(Figure record listings)
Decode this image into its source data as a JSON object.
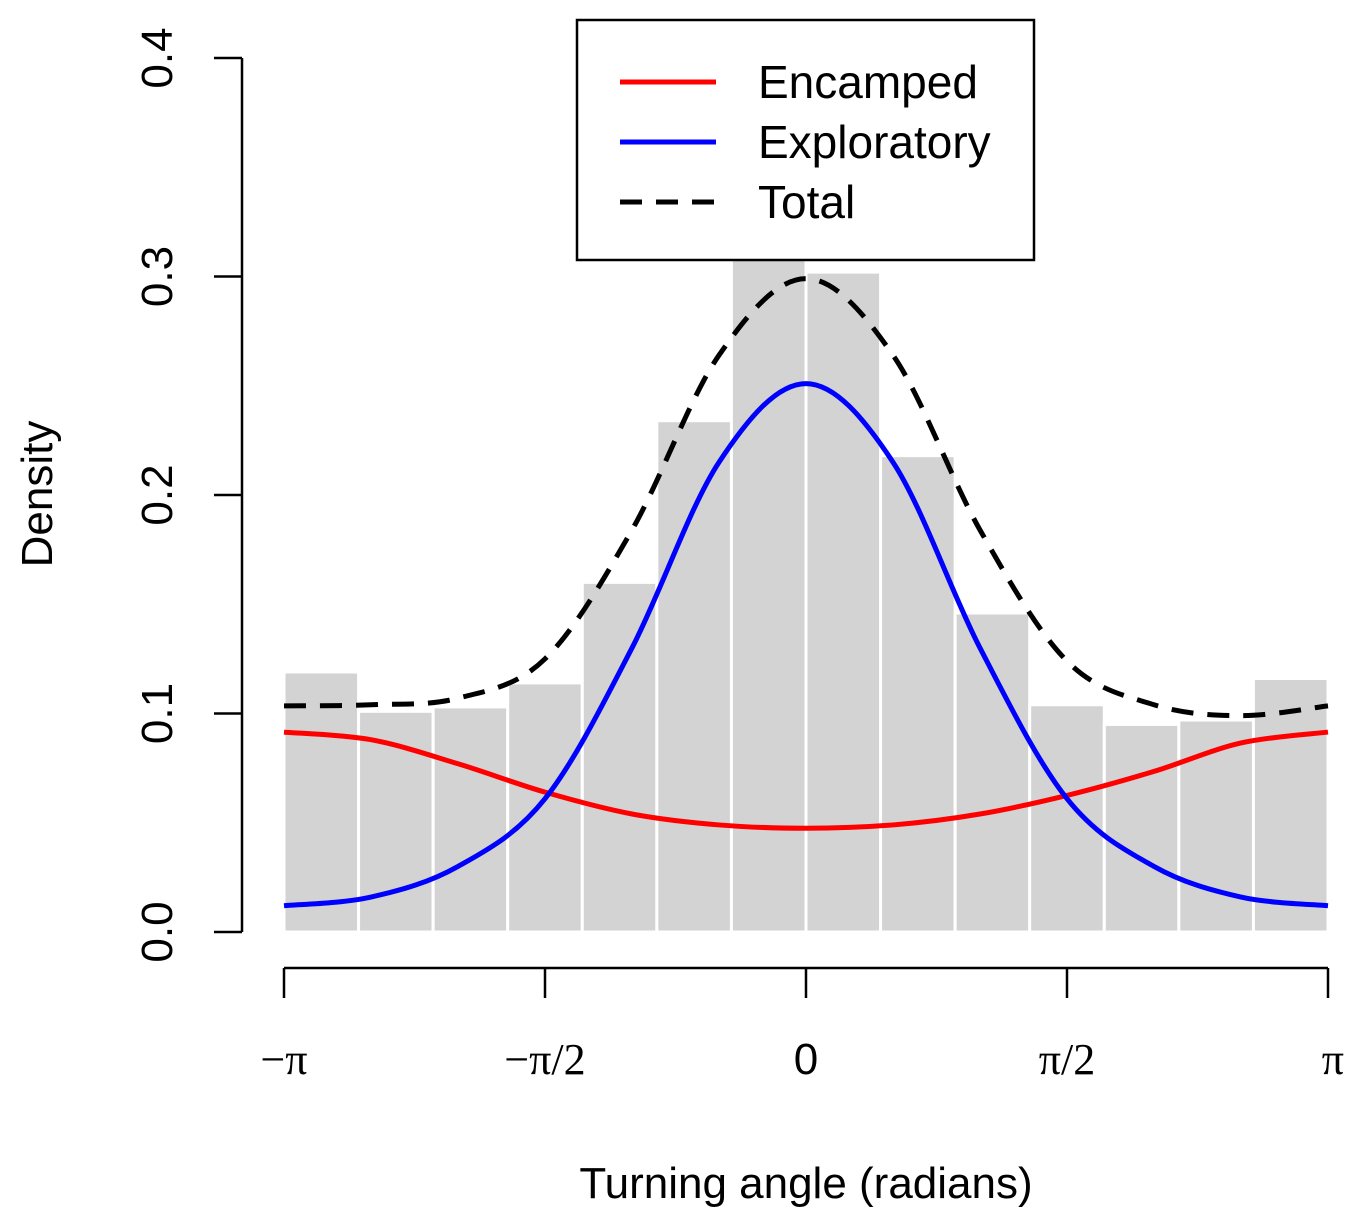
{
  "chart_data": {
    "type": "bar",
    "xlabel": "Turning angle (radians)",
    "ylabel": "Density",
    "xlim": [
      -3.14159265,
      3.14159265
    ],
    "ylim": [
      0,
      0.4
    ],
    "x_ticks": [
      {
        "value": -3.14159265,
        "label": "−π"
      },
      {
        "value": -1.5707963,
        "label": "−π/2"
      },
      {
        "value": 0,
        "label": "0"
      },
      {
        "value": 1.5707963,
        "label": "π/2"
      },
      {
        "value": 3.14159265,
        "label": "π"
      }
    ],
    "y_ticks": [
      {
        "value": 0.0,
        "label": "0.0"
      },
      {
        "value": 0.1,
        "label": "0.1"
      },
      {
        "value": 0.2,
        "label": "0.2"
      },
      {
        "value": 0.3,
        "label": "0.3"
      },
      {
        "value": 0.4,
        "label": "0.4"
      }
    ],
    "histogram": {
      "bin_count": 14,
      "values": [
        0.119,
        0.101,
        0.103,
        0.114,
        0.16,
        0.234,
        0.31,
        0.302,
        0.218,
        0.146,
        0.104,
        0.095,
        0.097,
        0.116
      ],
      "color": "#d3d3d3"
    },
    "series": [
      {
        "name": "Encamped",
        "color": "#ff0000",
        "style": "solid",
        "x": [
          -3.1416,
          -2.618,
          -2.0944,
          -1.5708,
          -1.0472,
          -0.5236,
          0,
          0.5236,
          1.0472,
          1.5708,
          2.0944,
          2.618,
          3.1416
        ],
        "y": [
          0.0915,
          0.088,
          0.077,
          0.064,
          0.054,
          0.049,
          0.0475,
          0.049,
          0.054,
          0.0625,
          0.0735,
          0.0865,
          0.0915
        ]
      },
      {
        "name": "Exploratory",
        "color": "#0000ff",
        "style": "solid",
        "x": [
          -3.1416,
          -2.618,
          -2.0944,
          -1.5708,
          -1.0472,
          -0.5236,
          0,
          0.5236,
          1.0472,
          1.5708,
          2.0944,
          2.618,
          3.1416
        ],
        "y": [
          0.012,
          0.016,
          0.03,
          0.061,
          0.13,
          0.215,
          0.251,
          0.215,
          0.13,
          0.061,
          0.03,
          0.016,
          0.012
        ]
      },
      {
        "name": "Total",
        "color": "#000000",
        "style": "dashed",
        "x": [
          -3.1416,
          -2.618,
          -2.0944,
          -1.5708,
          -1.0472,
          -0.5236,
          0,
          0.5236,
          1.0472,
          1.5708,
          2.0944,
          2.618,
          3.1416
        ],
        "y": [
          0.1035,
          0.104,
          0.107,
          0.125,
          0.184,
          0.264,
          0.299,
          0.264,
          0.184,
          0.124,
          0.104,
          0.099,
          0.1035
        ]
      }
    ],
    "legend": {
      "position": "top-center",
      "entries": [
        "Encamped",
        "Exploratory",
        "Total"
      ]
    },
    "grid": false
  }
}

▸ **Problem to work on**
Copy out every line of the data that includes the word "color".

▸ **Complete output**
      "color": "#d3d3d3"
        "color": "#ff0000",
        "color": "#0000ff",
        "color": "#000000",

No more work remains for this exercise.